### OBJECTIVE
Would you retype all of these records exactly?

start DATA SUPPLIED

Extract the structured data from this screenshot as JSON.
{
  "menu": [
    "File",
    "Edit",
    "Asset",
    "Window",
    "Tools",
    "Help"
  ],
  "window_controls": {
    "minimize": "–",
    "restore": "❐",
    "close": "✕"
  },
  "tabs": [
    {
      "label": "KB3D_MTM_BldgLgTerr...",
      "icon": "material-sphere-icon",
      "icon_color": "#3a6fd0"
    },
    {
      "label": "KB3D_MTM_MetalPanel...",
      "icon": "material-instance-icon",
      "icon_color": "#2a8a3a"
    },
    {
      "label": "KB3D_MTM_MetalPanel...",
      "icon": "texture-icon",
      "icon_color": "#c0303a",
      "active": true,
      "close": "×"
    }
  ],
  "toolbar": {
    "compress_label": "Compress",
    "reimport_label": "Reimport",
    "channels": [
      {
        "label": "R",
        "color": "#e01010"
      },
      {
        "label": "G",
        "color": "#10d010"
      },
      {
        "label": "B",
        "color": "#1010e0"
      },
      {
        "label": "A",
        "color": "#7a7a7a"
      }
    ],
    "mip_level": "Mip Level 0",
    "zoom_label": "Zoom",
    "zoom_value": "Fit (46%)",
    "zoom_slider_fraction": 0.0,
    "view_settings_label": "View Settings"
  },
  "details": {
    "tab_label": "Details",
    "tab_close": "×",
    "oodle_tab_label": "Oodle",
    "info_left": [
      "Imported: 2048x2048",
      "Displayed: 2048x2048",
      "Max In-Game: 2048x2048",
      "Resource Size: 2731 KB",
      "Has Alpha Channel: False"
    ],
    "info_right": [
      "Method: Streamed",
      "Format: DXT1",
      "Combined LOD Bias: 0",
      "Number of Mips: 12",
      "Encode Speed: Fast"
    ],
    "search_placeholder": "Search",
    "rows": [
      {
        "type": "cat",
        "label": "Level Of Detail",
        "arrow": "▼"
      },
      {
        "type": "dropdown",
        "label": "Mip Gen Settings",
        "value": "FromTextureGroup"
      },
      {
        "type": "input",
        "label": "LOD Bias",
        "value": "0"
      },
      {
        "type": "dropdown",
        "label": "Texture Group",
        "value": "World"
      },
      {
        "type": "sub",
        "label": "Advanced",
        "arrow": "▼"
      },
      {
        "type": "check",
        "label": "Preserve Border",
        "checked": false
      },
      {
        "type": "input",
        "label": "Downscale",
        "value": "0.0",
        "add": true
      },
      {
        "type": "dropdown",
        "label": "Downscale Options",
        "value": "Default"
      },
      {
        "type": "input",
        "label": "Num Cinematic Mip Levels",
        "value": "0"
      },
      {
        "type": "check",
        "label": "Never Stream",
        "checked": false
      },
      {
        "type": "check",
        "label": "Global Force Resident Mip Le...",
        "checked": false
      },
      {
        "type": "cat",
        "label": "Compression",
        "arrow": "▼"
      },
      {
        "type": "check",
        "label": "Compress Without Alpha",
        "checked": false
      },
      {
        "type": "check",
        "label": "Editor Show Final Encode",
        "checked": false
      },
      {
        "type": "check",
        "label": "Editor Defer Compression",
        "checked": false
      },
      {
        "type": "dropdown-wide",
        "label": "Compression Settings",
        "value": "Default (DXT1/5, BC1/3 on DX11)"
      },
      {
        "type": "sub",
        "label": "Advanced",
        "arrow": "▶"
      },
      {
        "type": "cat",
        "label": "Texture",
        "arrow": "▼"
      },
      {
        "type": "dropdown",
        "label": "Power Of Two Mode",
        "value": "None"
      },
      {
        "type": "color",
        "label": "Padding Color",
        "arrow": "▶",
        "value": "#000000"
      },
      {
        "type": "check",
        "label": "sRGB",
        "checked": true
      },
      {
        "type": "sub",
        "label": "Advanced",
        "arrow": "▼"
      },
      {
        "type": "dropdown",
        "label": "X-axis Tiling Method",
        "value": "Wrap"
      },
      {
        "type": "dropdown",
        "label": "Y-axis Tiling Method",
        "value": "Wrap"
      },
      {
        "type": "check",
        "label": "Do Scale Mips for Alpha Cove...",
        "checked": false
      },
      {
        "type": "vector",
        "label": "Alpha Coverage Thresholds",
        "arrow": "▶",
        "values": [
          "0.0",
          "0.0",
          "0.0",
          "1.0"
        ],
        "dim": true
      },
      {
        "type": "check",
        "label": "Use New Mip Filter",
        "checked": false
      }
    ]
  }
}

end DATA SUPPLIED

### RESULT
Extract the structured data from this screenshot as JSON.
{
  "menu": [
    "File",
    "Edit",
    "Asset",
    "Window",
    "Tools",
    "Help"
  ],
  "window_controls": {
    "minimize": "–",
    "restore": "❐",
    "close": "✕"
  },
  "tabs": [
    {
      "label": "KB3D_MTM_BldgLgTerr...",
      "icon": "material-sphere-icon",
      "icon_color": "#3a6fd0"
    },
    {
      "label": "KB3D_MTM_MetalPanel...",
      "icon": "material-instance-icon",
      "icon_color": "#2a8a3a"
    },
    {
      "label": "KB3D_MTM_MetalPanel...",
      "icon": "texture-icon",
      "icon_color": "#c0303a",
      "active": true,
      "close": "×"
    }
  ],
  "toolbar": {
    "compress_label": "Compress",
    "reimport_label": "Reimport",
    "channels": [
      {
        "label": "R",
        "color": "#e01010"
      },
      {
        "label": "G",
        "color": "#10d010"
      },
      {
        "label": "B",
        "color": "#1010e0"
      },
      {
        "label": "A",
        "color": "#7a7a7a"
      }
    ],
    "mip_level": "Mip Level 0",
    "zoom_label": "Zoom",
    "zoom_value": "Fit (46%)",
    "zoom_slider_fraction": 0.0,
    "view_settings_label": "View Settings"
  },
  "details": {
    "tab_label": "Details",
    "tab_close": "×",
    "oodle_tab_label": "Oodle",
    "info_left": [
      "Imported: 2048x2048",
      "Displayed: 2048x2048",
      "Max In-Game: 2048x2048",
      "Resource Size: 2731 KB",
      "Has Alpha Channel: False"
    ],
    "info_right": [
      "Method: Streamed",
      "Format: DXT1",
      "Combined LOD Bias: 0",
      "Number of Mips: 12",
      "Encode Speed: Fast"
    ],
    "search_placeholder": "Search",
    "rows": [
      {
        "type": "cat",
        "label": "Level Of Detail",
        "arrow": "▼"
      },
      {
        "type": "dropdown",
        "label": "Mip Gen Settings",
        "value": "FromTextureGroup"
      },
      {
        "type": "input",
        "label": "LOD Bias",
        "value": "0"
      },
      {
        "type": "dropdown",
        "label": "Texture Group",
        "value": "World"
      },
      {
        "type": "sub",
        "label": "Advanced",
        "arrow": "▼"
      },
      {
        "type": "check",
        "label": "Preserve Border",
        "checked": false
      },
      {
        "type": "input",
        "label": "Downscale",
        "value": "0.0",
        "add": true
      },
      {
        "type": "dropdown",
        "label": "Downscale Options",
        "value": "Default"
      },
      {
        "type": "input",
        "label": "Num Cinematic Mip Levels",
        "value": "0"
      },
      {
        "type": "check",
        "label": "Never Stream",
        "checked": false
      },
      {
        "type": "check",
        "label": "Global Force Resident Mip Le...",
        "checked": false
      },
      {
        "type": "cat",
        "label": "Compression",
        "arrow": "▼"
      },
      {
        "type": "check",
        "label": "Compress Without Alpha",
        "checked": false
      },
      {
        "type": "check",
        "label": "Editor Show Final Encode",
        "checked": false
      },
      {
        "type": "check",
        "label": "Editor Defer Compression",
        "checked": false
      },
      {
        "type": "dropdown-wide",
        "label": "Compression Settings",
        "value": "Default (DXT1/5, BC1/3 on DX11)"
      },
      {
        "type": "sub",
        "label": "Advanced",
        "arrow": "▶"
      },
      {
        "type": "cat",
        "label": "Texture",
        "arrow": "▼"
      },
      {
        "type": "dropdown",
        "label": "Power Of Two Mode",
        "value": "None"
      },
      {
        "type": "color",
        "label": "Padding Color",
        "arrow": "▶",
        "value": "#000000"
      },
      {
        "type": "check",
        "label": "sRGB",
        "checked": true
      },
      {
        "type": "sub",
        "label": "Advanced",
        "arrow": "▼"
      },
      {
        "type": "dropdown",
        "label": "X-axis Tiling Method",
        "value": "Wrap"
      },
      {
        "type": "dropdown",
        "label": "Y-axis Tiling Method",
        "value": "Wrap"
      },
      {
        "type": "check",
        "label": "Do Scale Mips for Alpha Cove...",
        "checked": false
      },
      {
        "type": "vector",
        "label": "Alpha Coverage Thresholds",
        "arrow": "▶",
        "values": [
          "0.0",
          "0.0",
          "0.0",
          "1.0"
        ],
        "dim": true
      },
      {
        "type": "check",
        "label": "Use New Mip Filter",
        "checked": false
      }
    ]
  }
}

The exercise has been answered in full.